### SUPPLIED RECORDS
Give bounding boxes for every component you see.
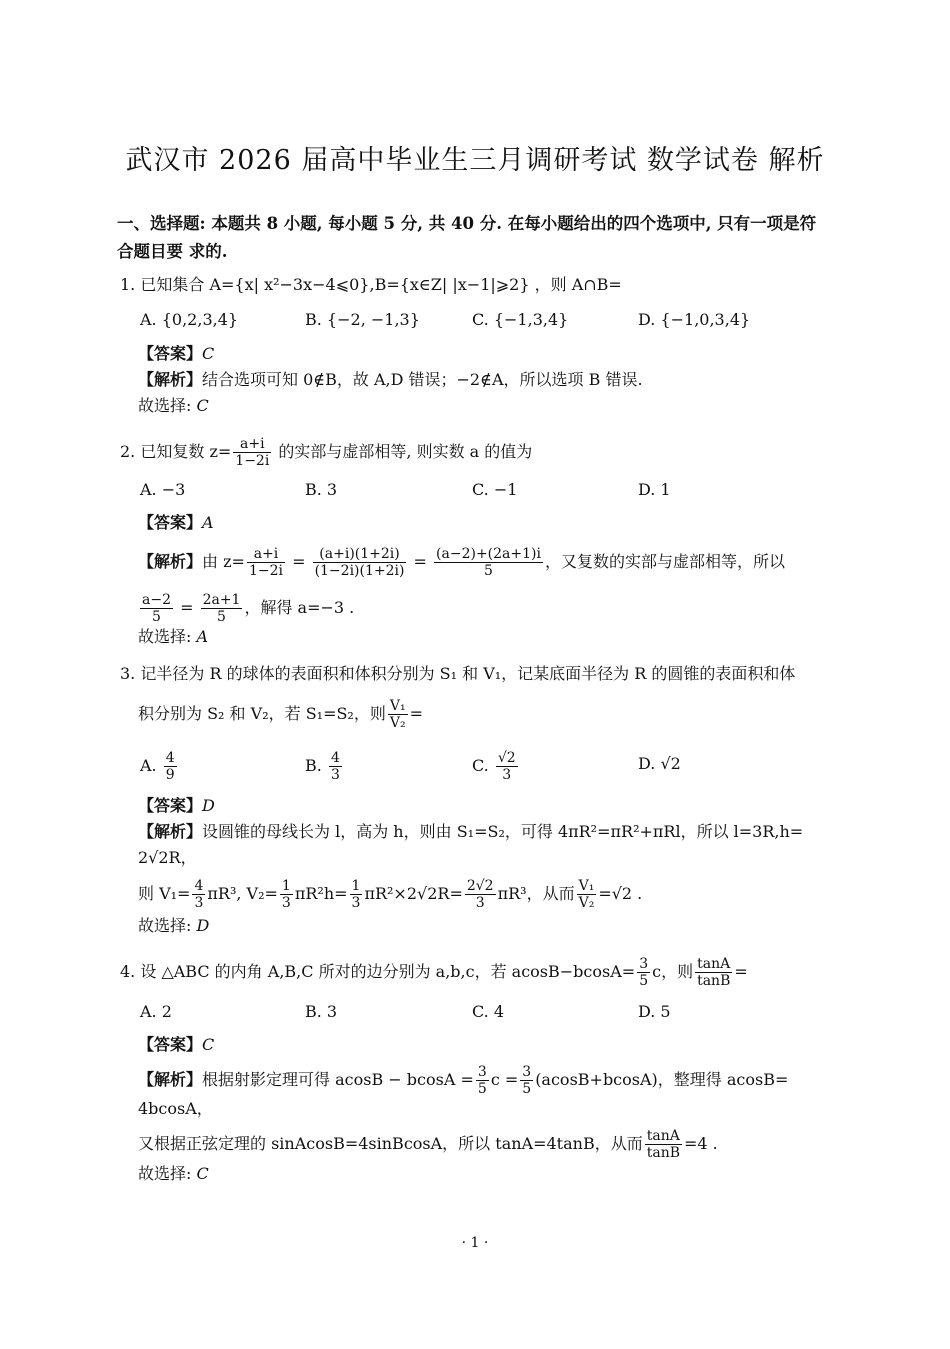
numerator: (a−2)+(2a+1)i [436,546,541,562]
q2-answer [138,512,214,534]
denominator: V₂ [389,715,406,731]
answer-label: 【答案】 [138,1035,203,1054]
q3-stem-line1: 3. 记半径为 R 的球体的表面积和体积分别为 S₁ 和 V₁，记某底面半径为 R 的圆锥的表面积和体 [120,664,796,683]
q4-option-b: B. 3 [305,1002,338,1021]
q4-stem [120,956,748,989]
q3-option-d [638,754,681,773]
analysis-label: 【解析】 [138,1070,203,1089]
q4-choose-value: C [196,1164,209,1183]
answer-label: 【答案】 [138,796,203,815]
q1-answer-value: C [202,344,215,363]
numerator: (a+i)(1+2i) [313,546,407,563]
numerator: tanA [645,1128,682,1145]
fraction [496,750,518,783]
section-heading-line2: 合题目要 求的. [117,242,228,261]
fraction [476,1064,489,1097]
q4-a1-pre: 根据射影定理可得 acosB − bcosA = [202,1070,474,1089]
q3-stem-line2 [138,698,423,731]
q2-stem-pre: 2. 已知复数 z= [120,442,232,461]
denominator: 9 [165,767,175,783]
q1-analysis [138,369,643,391]
q3-analysis-text1: 设圆锥的母线长为 l，高为 h，则由 S₁=S₂，可得 4πR²=πR²+πRl，所以 l=3R,h= [202,822,804,841]
q1-analysis-text: 结合选项可知 0∉B，故 A,D 错误；−2∉A，所以选项 B 错误. [202,370,643,389]
q3-choose [138,915,209,937]
numerator: 3 [639,956,649,972]
q2-answer-value: A [202,513,214,532]
q1-option-d: D. {−1,0,3,4} [638,310,751,329]
numerator: 1 [281,878,291,894]
q4-option-a: A. 2 [140,1002,172,1021]
fraction [350,878,363,911]
numerator: a+i [233,436,271,453]
numerator: a+i [247,546,285,563]
denominator: 3 [502,767,512,783]
numerator: tanA [695,956,732,973]
q4-stem-mid: c，则 [652,962,694,981]
q3-a3-m3: πR²×2√2R= [364,884,463,903]
q3-analysis-line1 [138,821,803,843]
numerator: 4 [194,878,204,894]
fraction [577,878,597,911]
q3-a3-post: =√2 . [598,884,643,903]
choose-label: 故选择: [138,916,197,935]
q4-answer-value: C [202,1035,215,1054]
fraction [192,878,205,911]
q4-option-d: D. 5 [638,1002,671,1021]
q1-stem: 1. 已知集合 A={x| x²−3x−4⩽0},B={x∈Z| |x−1|⩾2} ，则 A∩B= [120,275,622,294]
denominator: 3 [194,895,204,911]
fraction [465,878,496,911]
denominator: 5 [152,609,161,625]
fraction [520,1064,533,1097]
q2-analysis-line2: $\frac{a-2}{5}$ = $\frac{2a+1}{5}$ ，解得 a=−3 . [142,592,355,625]
page-number: · 1 · [461,1235,489,1251]
q2-option-c: C. −1 [472,480,518,499]
q2-option-a: A. −3 [140,480,186,499]
q3-stem-pre: 积分别为 S₂ 和 V₂，若 S₁=S₂，则 [138,704,386,723]
q4-analysis-line2: 4bcosA， [138,1099,213,1118]
denominator: 1−2i [235,453,270,469]
denominator: V₂ [578,895,595,911]
fraction [388,698,408,731]
fraction [329,750,342,783]
q3-choose-value: D [196,916,210,935]
q2-option-b: B. 3 [305,480,338,499]
denominator: 5 [484,563,493,579]
denominator: 3 [281,895,291,911]
numerator: 2√2 [466,878,494,894]
q2-option-d: D. 1 [638,480,671,499]
choose-label: 故选择: [138,627,197,646]
denominator: 1−2i [248,563,283,579]
q3-a3-pre: 则 V₁= [138,884,191,903]
answer-label: 【答案】 [138,344,203,363]
fraction [164,750,177,783]
q1-option-b: B. {−2, −1,3} [305,310,420,329]
analysis-label: 【解析】 [138,822,203,841]
fraction [247,546,285,579]
q3-answer-value: D [202,796,215,815]
q3-a3-m4: πR³，从而 [497,884,575,903]
numerator: 3 [477,1064,487,1080]
q2-choose-value: A [196,627,209,646]
denominator: 3 [475,895,485,911]
denominator: 5 [477,1081,487,1097]
fraction [280,878,293,911]
q2-analysis-post: ，又复数的实部与虚部相等，所以 [544,552,785,571]
option-letter: B. [305,756,327,775]
q3-option-b [305,750,344,783]
choose-label: 故选择: [138,396,197,415]
q3-a3-m2: πR²h= [294,884,348,903]
numerator: a−2 [142,592,171,608]
q3-option-a [140,750,179,783]
q4-stem-pre: 4. 设 △ABC 的内角 A,B,C 所对的边分别为 a,b,c，若 acosB−bcosA= [120,962,636,981]
q3-answer [138,795,215,817]
q4-a1-mid: c = [490,1070,519,1089]
denominator: tanB [697,973,731,989]
q4-analysis-line3 [138,1128,718,1161]
fraction [695,956,732,989]
fraction [140,592,173,625]
q1-option-a: A. {0,2,3,4} [140,310,239,329]
q3-analysis-line3 [138,878,642,911]
answer-label: 【答案】 [138,513,203,532]
fraction [313,546,407,579]
q4-option-c: C. 4 [472,1002,505,1021]
numerator: V₁ [389,698,406,714]
q1-answer [138,343,214,365]
q4-a3-post: =4 . [684,1134,718,1153]
option-letter: A. [140,756,162,775]
denominator: 3 [330,767,340,783]
section-heading [117,210,847,266]
q4-choose [138,1163,209,1185]
q2-stem [120,436,532,469]
q4-a1-post: (acosB+bcosA)，整理得 acosB= [535,1070,789,1089]
q3-analysis-line2: 2√2R， [138,848,197,867]
denominator: (1−2i)(1+2i) [314,563,405,579]
numerator: 4 [330,750,340,766]
denominator: 5 [639,973,649,989]
q1-choose [138,395,209,417]
q2-analysis-pre: 由 z= [202,552,245,571]
q4-analysis-line1 [138,1064,788,1097]
analysis-label: 【解析】 [138,370,203,389]
q2-analysis-line1: 【解析】由 z= $\frac{a+i}{1-2i}$ = $\frac{(a+i)(1+2i)}{(1-2i)(1+2i)}$ = $\frac{(a-2)+(2a+1)i}{5}$ ，又复数的实部与虚部相等，所以 [138,546,785,579]
numerator: √2 [497,750,516,766]
fraction [434,546,543,579]
q1-choose-value: C [196,396,209,415]
numerator: 3 [522,1064,532,1080]
q4-answer [138,1034,214,1056]
q3-option-c [472,750,520,783]
q2-stem-post: 的实部与虚部相等, 则实数 a 的值为 [273,442,533,461]
option-text: √2 [660,754,681,773]
q2-stem-fraction [233,436,271,469]
denominator: 5 [217,609,226,625]
q2-analysis-post2: ，解得 a=−3 . [244,598,355,617]
q2-choose [138,626,208,648]
option-letter: C. [472,756,494,775]
numerator: 4 [165,750,175,766]
section-heading-line1: 一、选择题: 本题共 8 小题, 每小题 5 分, 共 40 分. 在每小题给出的四个选项中, 只有一项是符 [117,214,817,233]
denominator: 5 [522,1081,532,1097]
q1-option-c: C. {−1,3,4} [472,310,569,329]
q3-a3-m1: πR³, V₂= [207,884,278,903]
numerator: 2a+1 [202,592,241,608]
numerator: 1 [351,878,361,894]
fraction [637,956,650,989]
fraction [645,1128,682,1161]
analysis-label: 【解析】 [138,552,203,571]
choose-label: 故选择: [138,1164,197,1183]
denominator: tanB [646,1145,680,1161]
q4-stem-post: = [734,962,748,981]
page-title: 武汉市 2026 届高中毕业生三月调研考试 数学试卷 解析 [125,145,825,176]
denominator: 3 [351,895,361,911]
fraction [201,592,243,625]
q4-a3-pre: 又根据正弦定理的 sinAcosB=4sinBcosA，所以 tanA=4tanB，从而 [138,1134,643,1153]
numerator: V₁ [578,878,595,894]
option-letter: D. [638,754,661,773]
q3-stem-post: = [409,704,423,723]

### DIRECTION
Recast everything in the records from the line containing "numerator: (a−2)+(2a+1)i [436,546,541,562]" down to the line containing "q4-stem [120,956,748,989]", both included, as a JSON list of strings with one string per line.

### WRITTEN RESPONSE
[
  "numerator: (a−2)+(2a+1)i [436,546,541,562]",
  "q2-answer [138,512,214,534]",
  "denominator: V₂ [389,715,406,731]",
  "answer-label: 【答案】 [138,1035,203,1054]",
  "q3-stem-line1: 3. 记半径为 R 的球体的表面积和体积分别为 S₁ 和 V₁，记某底面半径为 R 的圆锥的表面积和体 [120,664,796,683]",
  "q4-option-b: B. 3 [305,1002,338,1021]",
  "q4-stem [120,956,748,989]"
]